> [Work instructions]:
Using the records below, locate all lines containing "name" and return them.

· · ·

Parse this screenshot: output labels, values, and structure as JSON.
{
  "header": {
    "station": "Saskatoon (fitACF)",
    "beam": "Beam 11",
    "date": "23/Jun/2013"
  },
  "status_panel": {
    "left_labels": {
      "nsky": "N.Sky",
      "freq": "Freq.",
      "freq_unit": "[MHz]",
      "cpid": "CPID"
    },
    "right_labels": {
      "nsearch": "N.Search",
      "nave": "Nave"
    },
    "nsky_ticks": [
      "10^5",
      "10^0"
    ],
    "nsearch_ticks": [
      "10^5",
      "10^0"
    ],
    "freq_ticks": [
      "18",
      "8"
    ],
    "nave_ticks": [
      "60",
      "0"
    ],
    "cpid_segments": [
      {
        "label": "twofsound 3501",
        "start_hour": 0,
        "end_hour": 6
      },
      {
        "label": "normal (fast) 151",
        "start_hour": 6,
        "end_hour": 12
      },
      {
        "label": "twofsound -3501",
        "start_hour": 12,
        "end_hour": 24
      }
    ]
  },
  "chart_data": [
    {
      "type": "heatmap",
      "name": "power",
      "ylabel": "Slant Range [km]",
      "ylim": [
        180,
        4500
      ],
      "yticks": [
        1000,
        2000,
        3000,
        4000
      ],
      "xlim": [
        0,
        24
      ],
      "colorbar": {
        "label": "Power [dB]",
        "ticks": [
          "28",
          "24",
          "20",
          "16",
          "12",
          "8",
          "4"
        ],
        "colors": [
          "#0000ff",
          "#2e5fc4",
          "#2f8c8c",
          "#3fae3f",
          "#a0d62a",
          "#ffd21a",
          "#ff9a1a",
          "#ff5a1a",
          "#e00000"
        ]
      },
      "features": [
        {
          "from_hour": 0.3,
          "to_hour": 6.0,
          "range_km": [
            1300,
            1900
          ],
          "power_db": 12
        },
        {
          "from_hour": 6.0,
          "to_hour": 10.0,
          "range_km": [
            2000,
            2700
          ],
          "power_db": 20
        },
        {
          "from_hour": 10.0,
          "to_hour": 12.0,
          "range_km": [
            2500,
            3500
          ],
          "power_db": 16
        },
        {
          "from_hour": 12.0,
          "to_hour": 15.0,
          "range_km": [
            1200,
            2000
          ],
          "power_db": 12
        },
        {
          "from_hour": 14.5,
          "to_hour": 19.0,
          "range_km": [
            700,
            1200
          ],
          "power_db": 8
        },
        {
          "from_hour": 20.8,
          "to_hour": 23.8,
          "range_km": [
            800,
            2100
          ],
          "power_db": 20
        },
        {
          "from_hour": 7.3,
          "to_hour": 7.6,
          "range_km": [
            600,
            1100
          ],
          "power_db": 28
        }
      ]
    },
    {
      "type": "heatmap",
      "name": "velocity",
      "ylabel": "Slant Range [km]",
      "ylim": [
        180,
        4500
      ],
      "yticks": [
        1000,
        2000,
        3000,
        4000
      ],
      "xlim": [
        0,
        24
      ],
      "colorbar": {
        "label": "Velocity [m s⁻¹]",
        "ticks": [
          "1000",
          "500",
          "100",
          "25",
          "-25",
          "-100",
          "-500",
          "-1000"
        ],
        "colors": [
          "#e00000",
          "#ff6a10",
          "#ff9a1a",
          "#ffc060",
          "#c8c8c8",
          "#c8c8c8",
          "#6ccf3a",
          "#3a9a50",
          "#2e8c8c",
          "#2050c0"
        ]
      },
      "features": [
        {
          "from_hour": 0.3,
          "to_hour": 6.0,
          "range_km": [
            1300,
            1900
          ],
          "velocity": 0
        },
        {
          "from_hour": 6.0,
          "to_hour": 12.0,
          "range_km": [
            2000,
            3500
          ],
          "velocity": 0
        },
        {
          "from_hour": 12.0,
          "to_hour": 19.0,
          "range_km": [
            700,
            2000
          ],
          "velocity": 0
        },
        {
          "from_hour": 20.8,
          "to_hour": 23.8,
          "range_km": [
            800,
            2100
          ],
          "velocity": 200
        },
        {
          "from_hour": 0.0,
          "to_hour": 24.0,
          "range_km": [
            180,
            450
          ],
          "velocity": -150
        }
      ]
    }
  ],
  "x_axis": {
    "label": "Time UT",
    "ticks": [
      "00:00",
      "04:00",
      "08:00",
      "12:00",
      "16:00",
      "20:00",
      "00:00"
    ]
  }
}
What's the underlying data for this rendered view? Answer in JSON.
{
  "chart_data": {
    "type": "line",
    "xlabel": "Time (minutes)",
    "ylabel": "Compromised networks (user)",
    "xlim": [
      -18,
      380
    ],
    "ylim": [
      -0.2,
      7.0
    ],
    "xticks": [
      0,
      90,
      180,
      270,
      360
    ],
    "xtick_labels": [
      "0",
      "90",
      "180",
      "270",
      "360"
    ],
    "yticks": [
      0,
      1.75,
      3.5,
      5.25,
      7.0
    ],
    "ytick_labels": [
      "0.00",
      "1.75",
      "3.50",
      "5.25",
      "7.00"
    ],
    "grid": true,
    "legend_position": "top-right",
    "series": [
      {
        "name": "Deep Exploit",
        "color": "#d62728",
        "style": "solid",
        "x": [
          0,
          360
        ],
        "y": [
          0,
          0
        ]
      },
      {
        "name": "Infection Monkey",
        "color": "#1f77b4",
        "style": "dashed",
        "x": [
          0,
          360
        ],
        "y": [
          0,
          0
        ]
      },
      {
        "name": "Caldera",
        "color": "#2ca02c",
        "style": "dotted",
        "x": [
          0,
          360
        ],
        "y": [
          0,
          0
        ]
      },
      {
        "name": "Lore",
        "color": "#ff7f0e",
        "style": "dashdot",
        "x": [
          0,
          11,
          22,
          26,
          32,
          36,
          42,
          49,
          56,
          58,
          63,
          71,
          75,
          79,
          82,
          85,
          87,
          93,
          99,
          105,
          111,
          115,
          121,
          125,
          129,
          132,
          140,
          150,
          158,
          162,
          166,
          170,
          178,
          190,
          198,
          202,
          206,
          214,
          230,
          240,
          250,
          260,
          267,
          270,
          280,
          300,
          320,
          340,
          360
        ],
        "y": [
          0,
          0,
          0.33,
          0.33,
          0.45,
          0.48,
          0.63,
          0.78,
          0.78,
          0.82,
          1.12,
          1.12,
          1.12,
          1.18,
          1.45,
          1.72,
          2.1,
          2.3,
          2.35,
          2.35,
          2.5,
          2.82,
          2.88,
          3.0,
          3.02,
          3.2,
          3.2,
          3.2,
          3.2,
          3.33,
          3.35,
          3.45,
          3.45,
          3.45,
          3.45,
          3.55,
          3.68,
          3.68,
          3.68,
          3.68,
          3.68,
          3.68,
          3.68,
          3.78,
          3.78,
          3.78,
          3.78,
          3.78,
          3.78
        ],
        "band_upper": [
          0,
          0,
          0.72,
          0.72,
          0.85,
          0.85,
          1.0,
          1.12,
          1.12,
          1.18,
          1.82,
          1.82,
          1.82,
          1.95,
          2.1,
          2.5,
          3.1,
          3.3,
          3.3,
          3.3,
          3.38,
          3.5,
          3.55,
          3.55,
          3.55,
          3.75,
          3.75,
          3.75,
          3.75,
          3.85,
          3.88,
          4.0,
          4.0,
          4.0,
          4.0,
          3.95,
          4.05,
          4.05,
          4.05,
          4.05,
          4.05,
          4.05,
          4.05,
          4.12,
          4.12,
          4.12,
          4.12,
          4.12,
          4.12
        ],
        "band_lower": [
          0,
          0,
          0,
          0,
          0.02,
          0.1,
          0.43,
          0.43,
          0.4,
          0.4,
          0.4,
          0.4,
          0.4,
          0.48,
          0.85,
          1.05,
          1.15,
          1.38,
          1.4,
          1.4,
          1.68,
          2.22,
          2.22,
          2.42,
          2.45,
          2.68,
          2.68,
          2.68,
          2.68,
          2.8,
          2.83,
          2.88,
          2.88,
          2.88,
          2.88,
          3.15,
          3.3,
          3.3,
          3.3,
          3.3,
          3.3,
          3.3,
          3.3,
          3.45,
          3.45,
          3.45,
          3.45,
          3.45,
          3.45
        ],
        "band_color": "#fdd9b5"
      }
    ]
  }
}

· · ·

> [Answer to this exercise]:
      "name": "power",
      "name": "velocity",
        "name": "Deep Exploit",
        "name": "Infection Monkey",
        "name": "Caldera",
        "name": "Lore",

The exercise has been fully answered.